# EXERCISE AIM
From the entries provided below, copy each line that contains the word "Xinye".

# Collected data
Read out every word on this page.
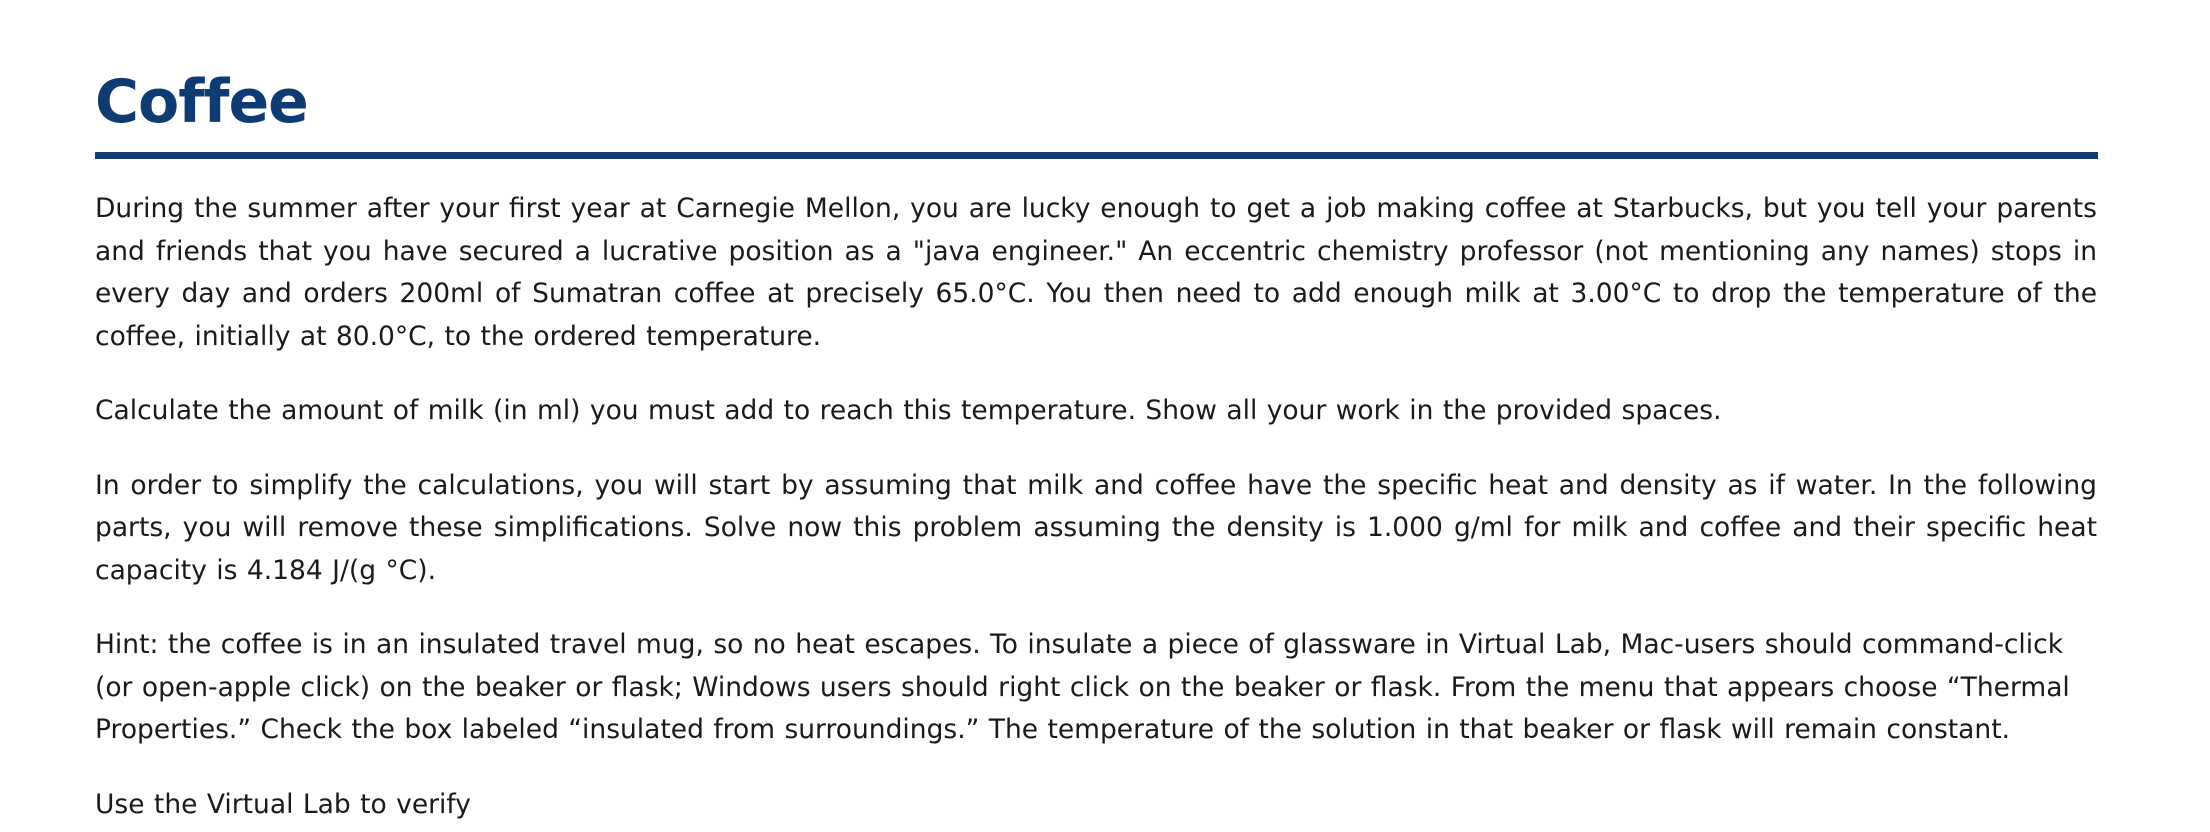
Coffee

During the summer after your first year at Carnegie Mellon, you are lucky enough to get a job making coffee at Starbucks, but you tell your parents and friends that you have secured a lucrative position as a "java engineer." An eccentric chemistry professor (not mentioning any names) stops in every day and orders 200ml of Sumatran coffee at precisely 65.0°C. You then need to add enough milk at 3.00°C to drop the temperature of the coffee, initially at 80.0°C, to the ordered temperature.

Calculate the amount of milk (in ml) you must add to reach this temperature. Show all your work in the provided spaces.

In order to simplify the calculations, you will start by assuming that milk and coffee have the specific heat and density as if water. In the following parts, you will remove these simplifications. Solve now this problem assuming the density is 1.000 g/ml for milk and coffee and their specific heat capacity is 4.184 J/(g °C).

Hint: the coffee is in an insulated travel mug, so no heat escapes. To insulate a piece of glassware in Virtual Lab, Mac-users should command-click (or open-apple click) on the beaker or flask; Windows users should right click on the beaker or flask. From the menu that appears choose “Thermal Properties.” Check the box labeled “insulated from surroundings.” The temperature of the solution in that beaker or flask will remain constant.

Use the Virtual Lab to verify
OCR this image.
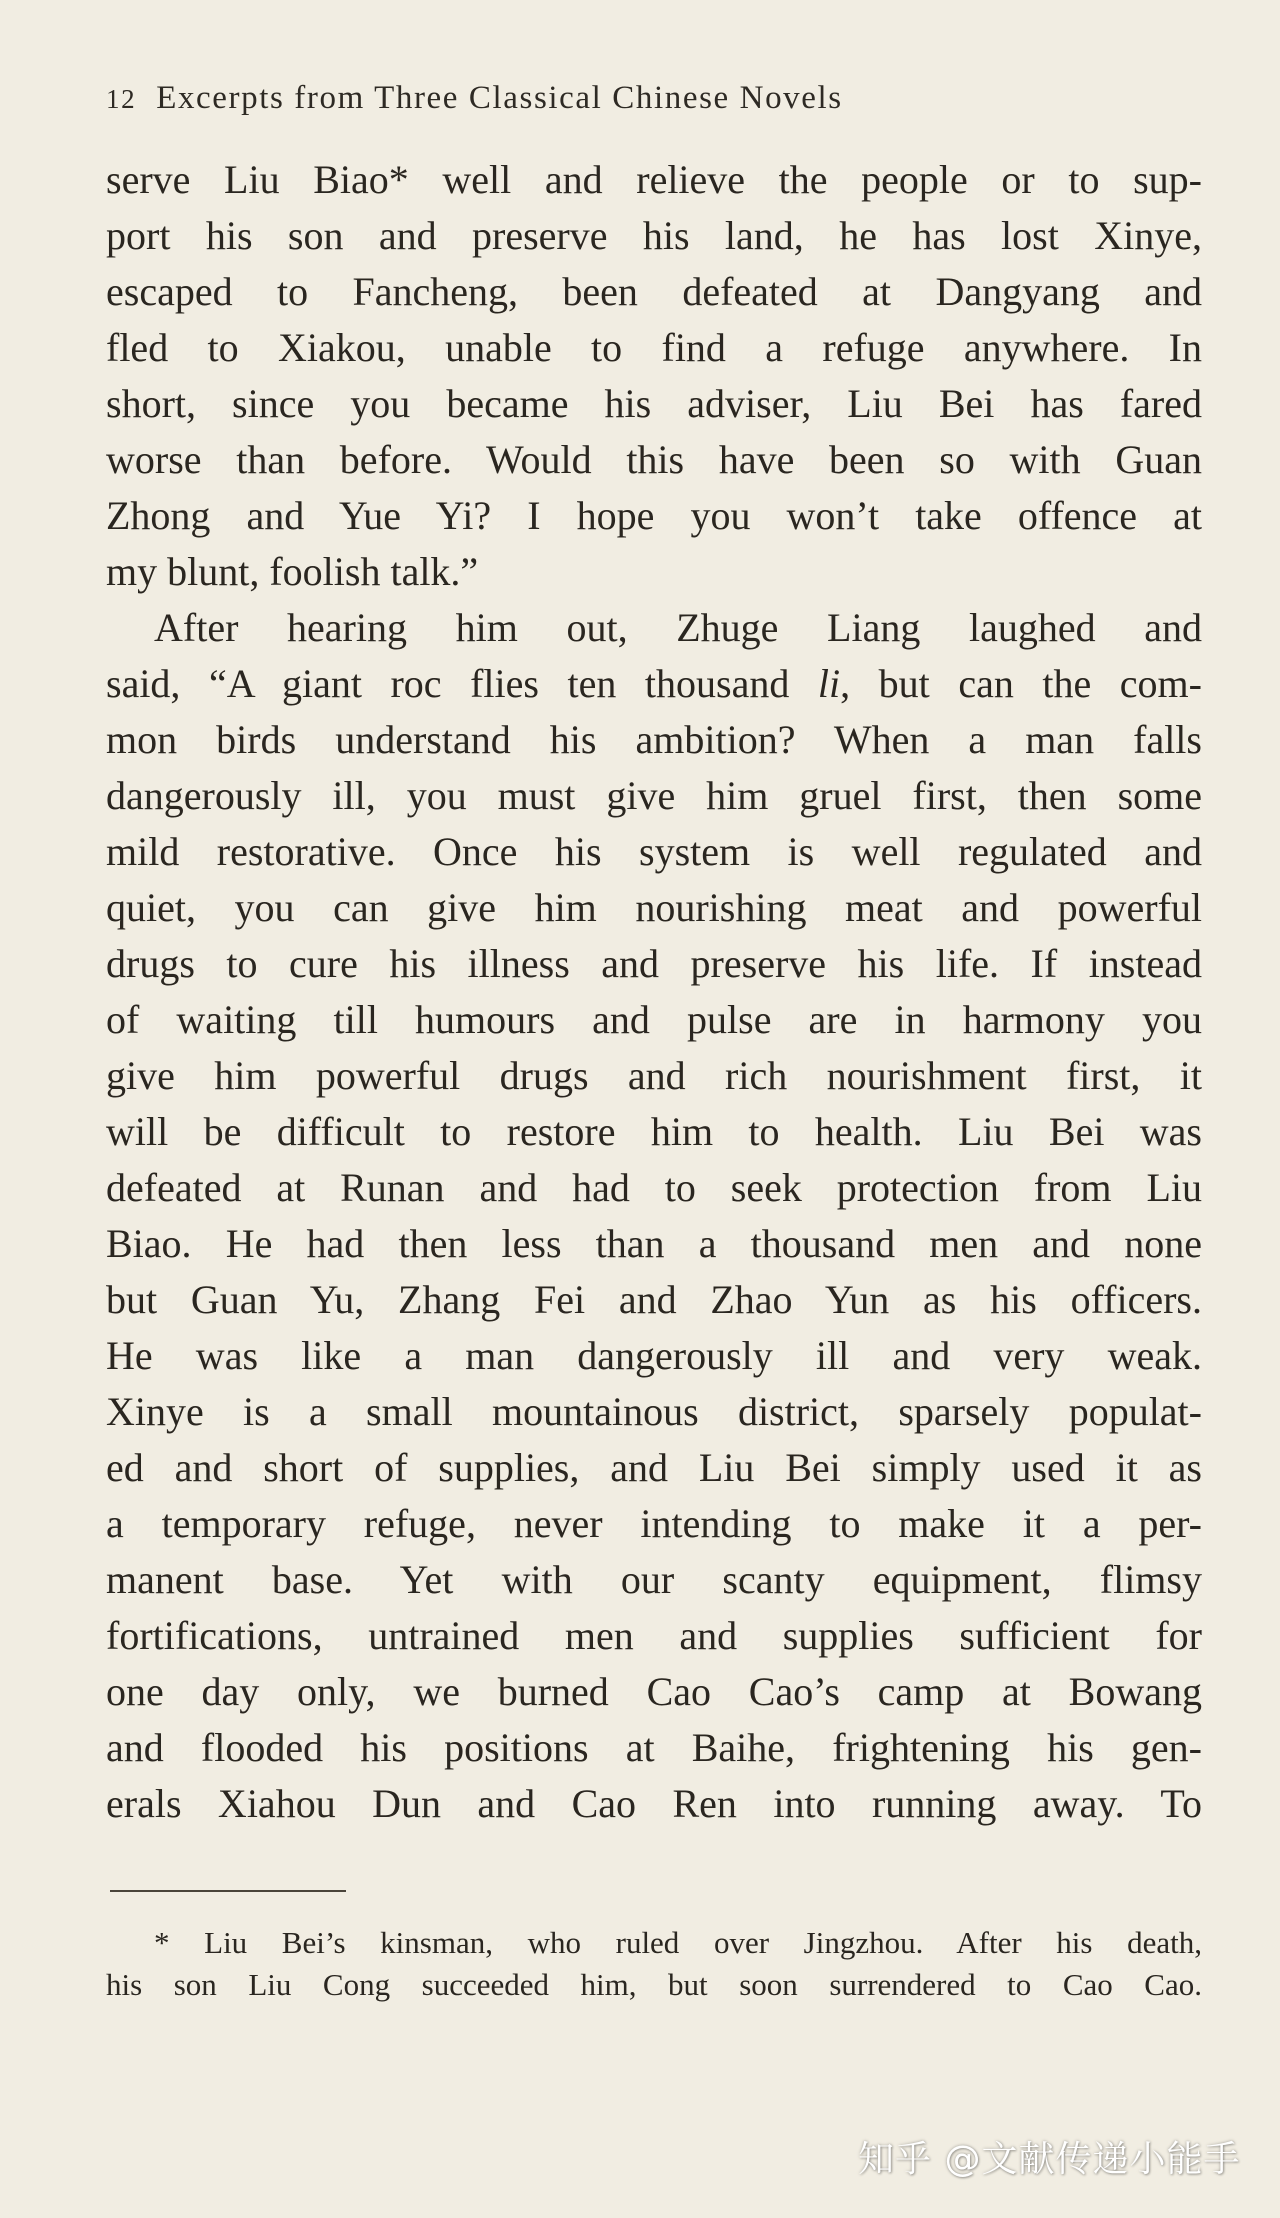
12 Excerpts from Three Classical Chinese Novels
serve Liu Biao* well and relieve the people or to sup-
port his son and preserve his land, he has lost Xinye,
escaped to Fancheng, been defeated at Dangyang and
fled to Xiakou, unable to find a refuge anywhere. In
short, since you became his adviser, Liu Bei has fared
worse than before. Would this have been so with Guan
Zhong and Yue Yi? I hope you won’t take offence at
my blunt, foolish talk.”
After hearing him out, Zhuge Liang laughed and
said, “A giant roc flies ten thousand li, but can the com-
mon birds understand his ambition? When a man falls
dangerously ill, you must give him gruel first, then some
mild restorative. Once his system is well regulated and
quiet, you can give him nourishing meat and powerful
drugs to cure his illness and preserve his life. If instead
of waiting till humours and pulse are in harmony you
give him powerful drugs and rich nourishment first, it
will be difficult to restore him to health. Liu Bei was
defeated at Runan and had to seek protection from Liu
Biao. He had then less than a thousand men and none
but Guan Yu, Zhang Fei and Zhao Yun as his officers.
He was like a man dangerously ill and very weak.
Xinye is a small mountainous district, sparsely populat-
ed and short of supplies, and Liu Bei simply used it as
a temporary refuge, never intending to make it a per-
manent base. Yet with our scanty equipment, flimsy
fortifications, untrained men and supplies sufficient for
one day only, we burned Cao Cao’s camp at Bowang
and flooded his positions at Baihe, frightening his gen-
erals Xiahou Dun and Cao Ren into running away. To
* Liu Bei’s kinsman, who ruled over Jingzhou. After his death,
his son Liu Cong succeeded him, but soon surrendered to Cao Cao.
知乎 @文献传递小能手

# RESPONSE
port his son and preserve his land, he has lost Xinye,
Xinye is a small mountainous district, sparsely populat-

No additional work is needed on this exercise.